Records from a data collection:
━━━━━━━━━━━━━━━━
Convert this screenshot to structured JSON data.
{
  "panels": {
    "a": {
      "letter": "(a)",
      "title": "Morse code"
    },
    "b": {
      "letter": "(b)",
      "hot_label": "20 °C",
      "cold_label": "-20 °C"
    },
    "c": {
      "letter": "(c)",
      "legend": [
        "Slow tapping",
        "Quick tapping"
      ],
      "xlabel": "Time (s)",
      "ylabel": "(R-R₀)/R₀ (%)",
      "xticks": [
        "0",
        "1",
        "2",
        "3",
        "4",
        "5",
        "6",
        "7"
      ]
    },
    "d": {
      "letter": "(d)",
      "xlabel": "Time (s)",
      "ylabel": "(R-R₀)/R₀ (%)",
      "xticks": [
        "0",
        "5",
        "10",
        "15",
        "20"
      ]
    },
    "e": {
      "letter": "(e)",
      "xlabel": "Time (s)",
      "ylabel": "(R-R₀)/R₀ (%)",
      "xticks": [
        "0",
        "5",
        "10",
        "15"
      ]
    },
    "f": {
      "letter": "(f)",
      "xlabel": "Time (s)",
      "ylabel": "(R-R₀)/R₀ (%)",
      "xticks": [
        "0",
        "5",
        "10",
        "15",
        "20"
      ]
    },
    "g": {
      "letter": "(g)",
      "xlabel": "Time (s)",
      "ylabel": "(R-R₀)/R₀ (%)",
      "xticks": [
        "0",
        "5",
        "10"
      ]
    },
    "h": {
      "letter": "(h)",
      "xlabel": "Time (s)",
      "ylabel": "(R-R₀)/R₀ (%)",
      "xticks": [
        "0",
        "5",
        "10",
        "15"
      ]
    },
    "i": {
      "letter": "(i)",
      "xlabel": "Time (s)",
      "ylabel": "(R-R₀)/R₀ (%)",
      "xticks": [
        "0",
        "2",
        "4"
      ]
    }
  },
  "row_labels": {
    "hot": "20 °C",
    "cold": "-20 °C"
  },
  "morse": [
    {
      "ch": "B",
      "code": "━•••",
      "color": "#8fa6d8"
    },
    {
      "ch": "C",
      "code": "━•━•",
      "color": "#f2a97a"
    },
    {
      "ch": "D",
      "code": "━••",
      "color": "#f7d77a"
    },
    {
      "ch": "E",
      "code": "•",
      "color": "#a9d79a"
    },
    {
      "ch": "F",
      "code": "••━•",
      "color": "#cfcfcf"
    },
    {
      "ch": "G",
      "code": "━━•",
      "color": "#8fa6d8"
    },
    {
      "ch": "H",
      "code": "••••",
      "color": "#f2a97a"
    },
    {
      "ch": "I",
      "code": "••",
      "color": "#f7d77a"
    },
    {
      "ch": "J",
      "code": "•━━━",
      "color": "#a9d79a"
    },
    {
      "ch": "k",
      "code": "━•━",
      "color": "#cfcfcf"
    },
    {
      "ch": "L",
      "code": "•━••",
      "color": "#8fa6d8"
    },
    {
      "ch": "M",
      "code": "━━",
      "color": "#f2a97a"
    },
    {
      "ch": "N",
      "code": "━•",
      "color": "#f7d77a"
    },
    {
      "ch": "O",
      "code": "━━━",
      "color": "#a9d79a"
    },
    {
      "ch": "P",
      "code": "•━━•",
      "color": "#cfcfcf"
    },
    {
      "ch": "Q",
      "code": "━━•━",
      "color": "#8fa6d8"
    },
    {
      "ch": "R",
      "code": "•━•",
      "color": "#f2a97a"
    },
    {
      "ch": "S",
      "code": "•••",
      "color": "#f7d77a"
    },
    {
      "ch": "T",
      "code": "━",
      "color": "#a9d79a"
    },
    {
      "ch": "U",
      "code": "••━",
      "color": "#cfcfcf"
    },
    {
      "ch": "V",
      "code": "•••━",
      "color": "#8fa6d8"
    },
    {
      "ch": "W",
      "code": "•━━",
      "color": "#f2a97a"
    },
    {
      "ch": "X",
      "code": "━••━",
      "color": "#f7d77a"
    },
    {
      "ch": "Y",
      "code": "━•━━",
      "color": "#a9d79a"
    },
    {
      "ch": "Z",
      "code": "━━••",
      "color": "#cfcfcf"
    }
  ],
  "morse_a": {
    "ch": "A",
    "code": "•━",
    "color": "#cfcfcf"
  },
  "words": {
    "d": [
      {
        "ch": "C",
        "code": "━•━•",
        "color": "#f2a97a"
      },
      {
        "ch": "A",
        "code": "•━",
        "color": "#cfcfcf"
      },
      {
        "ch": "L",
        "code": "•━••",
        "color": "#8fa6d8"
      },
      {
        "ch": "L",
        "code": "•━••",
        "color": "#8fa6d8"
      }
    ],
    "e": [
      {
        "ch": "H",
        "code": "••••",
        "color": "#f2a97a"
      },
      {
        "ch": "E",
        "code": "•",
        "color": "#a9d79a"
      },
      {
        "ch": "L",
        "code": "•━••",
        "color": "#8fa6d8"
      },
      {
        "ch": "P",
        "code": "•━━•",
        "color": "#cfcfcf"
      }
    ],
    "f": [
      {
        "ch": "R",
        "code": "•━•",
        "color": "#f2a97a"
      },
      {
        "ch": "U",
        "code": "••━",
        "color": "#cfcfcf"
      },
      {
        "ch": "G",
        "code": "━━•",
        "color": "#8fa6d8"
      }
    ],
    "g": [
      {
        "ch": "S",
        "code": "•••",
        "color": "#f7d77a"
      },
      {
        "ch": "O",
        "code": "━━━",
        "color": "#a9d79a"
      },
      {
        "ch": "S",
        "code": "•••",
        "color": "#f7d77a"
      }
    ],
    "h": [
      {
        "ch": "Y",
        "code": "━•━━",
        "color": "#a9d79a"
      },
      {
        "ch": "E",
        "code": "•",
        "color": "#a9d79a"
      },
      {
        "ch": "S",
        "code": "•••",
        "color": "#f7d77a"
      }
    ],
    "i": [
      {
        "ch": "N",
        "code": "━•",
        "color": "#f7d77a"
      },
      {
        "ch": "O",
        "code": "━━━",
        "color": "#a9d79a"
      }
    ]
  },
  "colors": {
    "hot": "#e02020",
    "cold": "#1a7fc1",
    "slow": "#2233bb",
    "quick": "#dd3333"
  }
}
━━━━━━━━━━━━━━━━
**Set task:** Read the lines above. Gather those in which the string "letter" is found.

**Worked solution:**
      "letter": "(a)",
      "letter": "(b)",
      "letter": "(c)",
      "letter": "(d)",
      "letter": "(e)",
      "letter": "(f)",
      "letter": "(g)",
      "letter": "(h)",
      "letter": "(i)",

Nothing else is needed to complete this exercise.